--- START ---

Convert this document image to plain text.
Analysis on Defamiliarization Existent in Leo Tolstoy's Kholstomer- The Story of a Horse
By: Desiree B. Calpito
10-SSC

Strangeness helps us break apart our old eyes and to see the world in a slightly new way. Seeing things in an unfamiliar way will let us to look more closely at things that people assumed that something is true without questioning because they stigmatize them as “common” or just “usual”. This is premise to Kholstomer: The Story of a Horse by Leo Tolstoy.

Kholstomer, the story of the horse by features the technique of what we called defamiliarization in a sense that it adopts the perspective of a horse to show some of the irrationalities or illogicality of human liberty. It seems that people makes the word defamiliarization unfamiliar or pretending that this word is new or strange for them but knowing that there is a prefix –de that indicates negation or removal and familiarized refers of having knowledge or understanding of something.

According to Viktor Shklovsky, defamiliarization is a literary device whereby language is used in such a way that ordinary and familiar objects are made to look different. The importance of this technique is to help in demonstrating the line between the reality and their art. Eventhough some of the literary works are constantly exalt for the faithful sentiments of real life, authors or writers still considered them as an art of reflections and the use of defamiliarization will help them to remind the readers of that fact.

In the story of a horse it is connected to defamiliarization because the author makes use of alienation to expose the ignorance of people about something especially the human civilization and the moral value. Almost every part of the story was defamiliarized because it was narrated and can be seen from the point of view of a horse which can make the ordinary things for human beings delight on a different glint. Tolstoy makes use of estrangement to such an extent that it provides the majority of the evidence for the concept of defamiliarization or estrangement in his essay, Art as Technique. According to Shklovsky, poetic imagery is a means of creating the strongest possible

--- END ---

§ About this task
The word "unfamiliar" occurs on some lines of the data. Give the number of those lines only.

§ The completed task
2